_Supplied material_

---*---

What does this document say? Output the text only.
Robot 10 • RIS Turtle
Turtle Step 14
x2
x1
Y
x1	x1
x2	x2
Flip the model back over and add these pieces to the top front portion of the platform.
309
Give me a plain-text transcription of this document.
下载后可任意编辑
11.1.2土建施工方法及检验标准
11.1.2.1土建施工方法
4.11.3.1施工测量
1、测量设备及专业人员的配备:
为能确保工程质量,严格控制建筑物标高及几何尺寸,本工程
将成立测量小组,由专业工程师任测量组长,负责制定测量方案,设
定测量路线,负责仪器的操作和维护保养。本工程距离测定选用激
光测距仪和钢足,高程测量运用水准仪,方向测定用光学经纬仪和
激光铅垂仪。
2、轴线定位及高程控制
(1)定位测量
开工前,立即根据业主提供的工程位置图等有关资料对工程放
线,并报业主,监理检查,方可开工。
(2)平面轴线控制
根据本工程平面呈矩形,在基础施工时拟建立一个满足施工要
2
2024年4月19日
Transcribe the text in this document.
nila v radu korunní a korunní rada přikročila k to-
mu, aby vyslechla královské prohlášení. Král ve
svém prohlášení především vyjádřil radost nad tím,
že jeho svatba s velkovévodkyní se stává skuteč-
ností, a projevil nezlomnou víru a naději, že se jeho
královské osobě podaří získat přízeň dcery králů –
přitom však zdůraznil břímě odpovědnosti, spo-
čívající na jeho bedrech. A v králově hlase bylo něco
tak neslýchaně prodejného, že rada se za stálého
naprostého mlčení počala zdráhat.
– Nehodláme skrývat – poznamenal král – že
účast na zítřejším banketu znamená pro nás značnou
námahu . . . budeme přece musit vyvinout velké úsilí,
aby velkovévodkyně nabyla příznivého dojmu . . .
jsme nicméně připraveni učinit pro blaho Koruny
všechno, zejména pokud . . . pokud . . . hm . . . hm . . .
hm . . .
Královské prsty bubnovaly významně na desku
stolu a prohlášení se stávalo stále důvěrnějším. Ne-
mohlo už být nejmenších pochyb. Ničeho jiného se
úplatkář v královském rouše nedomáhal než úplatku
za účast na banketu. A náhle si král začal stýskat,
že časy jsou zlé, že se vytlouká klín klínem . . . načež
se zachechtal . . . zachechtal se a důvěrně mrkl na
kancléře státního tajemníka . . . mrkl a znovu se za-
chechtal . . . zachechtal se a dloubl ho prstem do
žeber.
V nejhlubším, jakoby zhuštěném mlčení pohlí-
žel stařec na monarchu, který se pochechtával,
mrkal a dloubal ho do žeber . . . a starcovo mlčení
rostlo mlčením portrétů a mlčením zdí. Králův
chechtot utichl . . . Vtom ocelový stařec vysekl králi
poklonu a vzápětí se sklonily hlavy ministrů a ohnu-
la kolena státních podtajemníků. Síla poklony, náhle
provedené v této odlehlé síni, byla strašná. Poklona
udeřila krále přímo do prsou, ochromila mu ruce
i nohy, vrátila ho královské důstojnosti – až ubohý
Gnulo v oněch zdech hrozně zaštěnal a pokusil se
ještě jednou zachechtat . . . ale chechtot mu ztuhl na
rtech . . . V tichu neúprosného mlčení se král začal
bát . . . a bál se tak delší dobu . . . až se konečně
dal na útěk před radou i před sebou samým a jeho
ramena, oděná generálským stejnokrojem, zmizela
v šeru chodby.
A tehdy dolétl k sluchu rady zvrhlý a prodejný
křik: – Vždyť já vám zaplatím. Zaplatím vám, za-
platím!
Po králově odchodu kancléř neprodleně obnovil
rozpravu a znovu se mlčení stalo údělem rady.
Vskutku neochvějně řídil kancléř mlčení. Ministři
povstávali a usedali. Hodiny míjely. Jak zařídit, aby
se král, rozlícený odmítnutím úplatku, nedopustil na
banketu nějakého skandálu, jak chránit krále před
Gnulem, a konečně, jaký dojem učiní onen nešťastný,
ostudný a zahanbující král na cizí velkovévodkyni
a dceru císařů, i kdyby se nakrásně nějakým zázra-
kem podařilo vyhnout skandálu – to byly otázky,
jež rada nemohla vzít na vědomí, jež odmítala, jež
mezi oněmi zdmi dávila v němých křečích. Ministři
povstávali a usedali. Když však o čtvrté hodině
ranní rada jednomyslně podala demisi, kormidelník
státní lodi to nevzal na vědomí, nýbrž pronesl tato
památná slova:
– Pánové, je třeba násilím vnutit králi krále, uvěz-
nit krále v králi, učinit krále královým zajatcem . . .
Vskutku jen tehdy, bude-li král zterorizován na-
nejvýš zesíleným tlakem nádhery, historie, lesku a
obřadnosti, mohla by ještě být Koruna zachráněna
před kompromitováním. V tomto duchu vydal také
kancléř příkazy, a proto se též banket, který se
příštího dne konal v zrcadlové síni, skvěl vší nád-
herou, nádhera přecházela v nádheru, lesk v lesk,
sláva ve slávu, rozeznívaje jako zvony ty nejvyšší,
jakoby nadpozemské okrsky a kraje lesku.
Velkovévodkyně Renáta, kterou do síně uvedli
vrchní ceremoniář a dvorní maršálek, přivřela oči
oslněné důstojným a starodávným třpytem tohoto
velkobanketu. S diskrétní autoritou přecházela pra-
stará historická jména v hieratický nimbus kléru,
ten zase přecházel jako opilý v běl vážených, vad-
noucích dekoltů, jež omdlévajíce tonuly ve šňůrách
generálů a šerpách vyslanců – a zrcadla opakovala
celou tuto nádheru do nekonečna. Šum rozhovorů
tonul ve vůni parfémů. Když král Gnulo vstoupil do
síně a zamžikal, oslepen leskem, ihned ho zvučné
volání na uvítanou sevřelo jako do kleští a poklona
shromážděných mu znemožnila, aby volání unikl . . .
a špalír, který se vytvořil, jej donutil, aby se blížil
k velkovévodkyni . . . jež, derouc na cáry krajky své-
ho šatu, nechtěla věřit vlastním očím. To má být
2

---*---

_Brief_
Return every record, word for word.

_Finished exercise_
What does this document say? Output the text only.
Robot 10 • RIS Turtle
Turtle Step 14
x2
x1
Y
x1	x1
x2	x2
Flip the model back over and add these pieces to the top front portion of the platform.
309
Give me a plain-text transcription of this document.
下载后可任意编辑
11.1.2土建施工方法及检验标准
11.1.2.1土建施工方法
4.11.3.1施工测量
1、测量设备及专业人员的配备:
为能确保工程质量,严格控制建筑物标高及几何尺寸,本工程
将成立测量小组,由专业工程师任测量组长,负责制定测量方案,设
定测量路线,负责仪器的操作和维护保养。本工程距离测定选用激
光测距仪和钢足,高程测量运用水准仪,方向测定用光学经纬仪和
激光铅垂仪。
2、轴线定位及高程控制
(1)定位测量
开工前,立即根据业主提供的工程位置图等有关资料对工程放
线,并报业主,监理检查,方可开工。
(2)平面轴线控制
根据本工程平面呈矩形,在基础施工时拟建立一个满足施工要
2
2024年4月19日
Transcribe the text in this document.
nila v radu korunní a korunní rada přikročila k to-
mu, aby vyslechla královské prohlášení. Král ve
svém prohlášení především vyjádřil radost nad tím,
že jeho svatba s velkovévodkyní se stává skuteč-
ností, a projevil nezlomnou víru a naději, že se jeho
královské osobě podaří získat přízeň dcery králů –
přitom však zdůraznil břímě odpovědnosti, spo-
čívající na jeho bedrech. A v králově hlase bylo něco
tak neslýchaně prodejného, že rada se za stálého
naprostého mlčení počala zdráhat.
– Nehodláme skrývat – poznamenal král – že
účast na zítřejším banketu znamená pro nás značnou
námahu . . . budeme přece musit vyvinout velké úsilí,
aby velkovévodkyně nabyla příznivého dojmu . . .
jsme nicméně připraveni učinit pro blaho Koruny
všechno, zejména pokud . . . pokud . . . hm . . . hm . . .
hm . . .
Královské prsty bubnovaly významně na desku
stolu a prohlášení se stávalo stále důvěrnějším. Ne-
mohlo už být nejmenších pochyb. Ničeho jiného se
úplatkář v královském rouše nedomáhal než úplatku
za účast na banketu. A náhle si král začal stýskat,
že časy jsou zlé, že se vytlouká klín klínem . . . načež
se zachechtal . . . zachechtal se a důvěrně mrkl na
kancléře státního tajemníka . . . mrkl a znovu se za-
chechtal . . . zachechtal se a dloubl ho prstem do
žeber.
V nejhlubším, jakoby zhuštěném mlčení pohlí-
žel stařec na monarchu, který se pochechtával,
mrkal a dloubal ho do žeber . . . a starcovo mlčení
rostlo mlčením portrétů a mlčením zdí. Králův
chechtot utichl . . . Vtom ocelový stařec vysekl králi
poklonu a vzápětí se sklonily hlavy ministrů a ohnu-
la kolena státních podtajemníků. Síla poklony, náhle
provedené v této odlehlé síni, byla strašná. Poklona
udeřila krále přímo do prsou, ochromila mu ruce
i nohy, vrátila ho královské důstojnosti – až ubohý
Gnulo v oněch zdech hrozně zaštěnal a pokusil se
ještě jednou zachechtat . . . ale chechtot mu ztuhl na
rtech . . . V tichu neúprosného mlčení se král začal
bát . . . a bál se tak delší dobu . . . až se konečně
dal na útěk před radou i před sebou samým a jeho
ramena, oděná generálským stejnokrojem, zmizela
v šeru chodby.
A tehdy dolétl k sluchu rady zvrhlý a prodejný
křik: – Vždyť já vám zaplatím. Zaplatím vám, za-
platím!
Po králově odchodu kancléř neprodleně obnovil
rozpravu a znovu se mlčení stalo údělem rady.
Vskutku neochvějně řídil kancléř mlčení. Ministři
povstávali a usedali. Hodiny míjely. Jak zařídit, aby
se král, rozlícený odmítnutím úplatku, nedopustil na
banketu nějakého skandálu, jak chránit krále před
Gnulem, a konečně, jaký dojem učiní onen nešťastný,
ostudný a zahanbující král na cizí velkovévodkyni
a dceru císařů, i kdyby se nakrásně nějakým zázra-
kem podařilo vyhnout skandálu – to byly otázky,
jež rada nemohla vzít na vědomí, jež odmítala, jež
mezi oněmi zdmi dávila v němých křečích. Ministři
povstávali a usedali. Když však o čtvrté hodině
ranní rada jednomyslně podala demisi, kormidelník
státní lodi to nevzal na vědomí, nýbrž pronesl tato
památná slova:
– Pánové, je třeba násilím vnutit králi krále, uvěz-
nit krále v králi, učinit krále královým zajatcem . . .
Vskutku jen tehdy, bude-li král zterorizován na-
nejvýš zesíleným tlakem nádhery, historie, lesku a
obřadnosti, mohla by ještě být Koruna zachráněna
před kompromitováním. V tomto duchu vydal také
kancléř příkazy, a proto se též banket, který se
příštího dne konal v zrcadlové síni, skvěl vší nád-
herou, nádhera přecházela v nádheru, lesk v lesk,
sláva ve slávu, rozeznívaje jako zvony ty nejvyšší,
jakoby nadpozemské okrsky a kraje lesku.
Velkovévodkyně Renáta, kterou do síně uvedli
vrchní ceremoniář a dvorní maršálek, přivřela oči
oslněné důstojným a starodávným třpytem tohoto
velkobanketu. S diskrétní autoritou přecházela pra-
stará historická jména v hieratický nimbus kléru,
ten zase přecházel jako opilý v běl vážených, vad-
noucích dekoltů, jež omdlévajíce tonuly ve šňůrách
generálů a šerpách vyslanců – a zrcadla opakovala
celou tuto nádheru do nekonečna. Šum rozhovorů
tonul ve vůni parfémů. Když král Gnulo vstoupil do
síně a zamžikal, oslepen leskem, ihned ho zvučné
volání na uvítanou sevřelo jako do kleští a poklona
shromážděných mu znemožnila, aby volání unikl . . .
a špalír, který se vytvořil, jej donutil, aby se blížil
k velkovévodkyni . . . jež, derouc na cáry krajky své-
ho šatu, nechtěla věřit vlastním očím. To má být
2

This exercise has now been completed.